Exercise
Reproduce all records exactly.

◇ ◇ ◇ ◇

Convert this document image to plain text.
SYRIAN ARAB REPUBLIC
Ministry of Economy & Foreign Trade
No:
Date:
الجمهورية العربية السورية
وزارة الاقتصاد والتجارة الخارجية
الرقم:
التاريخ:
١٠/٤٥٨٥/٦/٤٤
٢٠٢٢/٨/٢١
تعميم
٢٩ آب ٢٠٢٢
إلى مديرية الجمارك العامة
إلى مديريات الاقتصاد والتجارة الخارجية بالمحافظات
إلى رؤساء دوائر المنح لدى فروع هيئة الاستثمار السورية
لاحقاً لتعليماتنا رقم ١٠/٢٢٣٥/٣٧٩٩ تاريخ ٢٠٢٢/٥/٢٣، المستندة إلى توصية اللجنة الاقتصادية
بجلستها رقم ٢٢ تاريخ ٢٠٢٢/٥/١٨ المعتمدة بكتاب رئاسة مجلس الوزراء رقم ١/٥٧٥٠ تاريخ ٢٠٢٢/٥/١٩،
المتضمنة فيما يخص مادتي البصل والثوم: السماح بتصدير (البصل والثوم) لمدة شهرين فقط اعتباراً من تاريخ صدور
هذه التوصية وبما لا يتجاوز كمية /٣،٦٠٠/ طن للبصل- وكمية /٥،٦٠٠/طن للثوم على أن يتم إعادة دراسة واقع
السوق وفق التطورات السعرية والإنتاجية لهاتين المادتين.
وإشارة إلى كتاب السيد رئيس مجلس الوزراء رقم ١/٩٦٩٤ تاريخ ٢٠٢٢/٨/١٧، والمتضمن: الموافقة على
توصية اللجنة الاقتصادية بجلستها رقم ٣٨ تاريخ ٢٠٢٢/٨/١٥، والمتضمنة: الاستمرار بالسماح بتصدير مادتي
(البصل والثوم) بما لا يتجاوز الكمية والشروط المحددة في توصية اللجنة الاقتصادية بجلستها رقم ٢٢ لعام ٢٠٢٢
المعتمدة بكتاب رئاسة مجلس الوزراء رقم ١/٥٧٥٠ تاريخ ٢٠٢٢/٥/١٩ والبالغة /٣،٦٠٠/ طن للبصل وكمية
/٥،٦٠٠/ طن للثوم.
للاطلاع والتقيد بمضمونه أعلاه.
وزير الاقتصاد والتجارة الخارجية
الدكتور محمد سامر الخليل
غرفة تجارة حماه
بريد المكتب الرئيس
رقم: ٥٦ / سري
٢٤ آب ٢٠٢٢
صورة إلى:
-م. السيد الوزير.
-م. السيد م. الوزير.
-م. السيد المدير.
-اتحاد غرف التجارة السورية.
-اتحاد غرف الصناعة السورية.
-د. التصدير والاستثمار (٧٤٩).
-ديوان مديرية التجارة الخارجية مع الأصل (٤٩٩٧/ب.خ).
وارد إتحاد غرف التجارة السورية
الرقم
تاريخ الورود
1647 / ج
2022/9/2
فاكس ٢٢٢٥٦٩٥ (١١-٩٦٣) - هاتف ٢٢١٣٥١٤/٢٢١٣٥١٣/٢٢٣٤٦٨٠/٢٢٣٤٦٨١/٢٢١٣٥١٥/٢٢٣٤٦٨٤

◇ ◇ ◇ ◇

Worked answer
Convert this document image to plain text.
SYRIAN ARAB REPUBLIC
Ministry of Economy & Foreign Trade
No:
Date:
الجمهورية العربية السورية
وزارة الاقتصاد والتجارة الخارجية
الرقم:
التاريخ:
١٠/٤٥٨٥/٦/٤٤
٢٠٢٢/٨/٢١
تعميم
٢٩ آب ٢٠٢٢
إلى مديرية الجمارك العامة
إلى مديريات الاقتصاد والتجارة الخارجية بالمحافظات
إلى رؤساء دوائر المنح لدى فروع هيئة الاستثمار السورية
لاحقاً لتعليماتنا رقم ١٠/٢٢٣٥/٣٧٩٩ تاريخ ٢٠٢٢/٥/٢٣، المستندة إلى توصية اللجنة الاقتصادية
بجلستها رقم ٢٢ تاريخ ٢٠٢٢/٥/١٨ المعتمدة بكتاب رئاسة مجلس الوزراء رقم ١/٥٧٥٠ تاريخ ٢٠٢٢/٥/١٩،
المتضمنة فيما يخص مادتي البصل والثوم: السماح بتصدير (البصل والثوم) لمدة شهرين فقط اعتباراً من تاريخ صدور
هذه التوصية وبما لا يتجاوز كمية /٣،٦٠٠/ طن للبصل- وكمية /٥،٦٠٠/طن للثوم على أن يتم إعادة دراسة واقع
السوق وفق التطورات السعرية والإنتاجية لهاتين المادتين.
وإشارة إلى كتاب السيد رئيس مجلس الوزراء رقم ١/٩٦٩٤ تاريخ ٢٠٢٢/٨/١٧، والمتضمن: الموافقة على
توصية اللجنة الاقتصادية بجلستها رقم ٣٨ تاريخ ٢٠٢٢/٨/١٥، والمتضمنة: الاستمرار بالسماح بتصدير مادتي
(البصل والثوم) بما لا يتجاوز الكمية والشروط المحددة في توصية اللجنة الاقتصادية بجلستها رقم ٢٢ لعام ٢٠٢٢
المعتمدة بكتاب رئاسة مجلس الوزراء رقم ١/٥٧٥٠ تاريخ ٢٠٢٢/٥/١٩ والبالغة /٣،٦٠٠/ طن للبصل وكمية
/٥،٦٠٠/ طن للثوم.
للاطلاع والتقيد بمضمونه أعلاه.
وزير الاقتصاد والتجارة الخارجية
الدكتور محمد سامر الخليل
غرفة تجارة حماه
بريد المكتب الرئيس
رقم: ٥٦ / سري
٢٤ آب ٢٠٢٢
صورة إلى:
-م. السيد الوزير.
-م. السيد م. الوزير.
-م. السيد المدير.
-اتحاد غرف التجارة السورية.
-اتحاد غرف الصناعة السورية.
-د. التصدير والاستثمار (٧٤٩).
-ديوان مديرية التجارة الخارجية مع الأصل (٤٩٩٧/ب.خ).
وارد إتحاد غرف التجارة السورية
الرقم
تاريخ الورود
1647 / ج
2022/9/2
فاكس ٢٢٢٥٦٩٥ (١١-٩٦٣) - هاتف ٢٢١٣٥١٤/٢٢١٣٥١٣/٢٢٣٤٦٨٠/٢٢٣٤٦٨١/٢٢١٣٥١٥/٢٢٣٤٦٨٤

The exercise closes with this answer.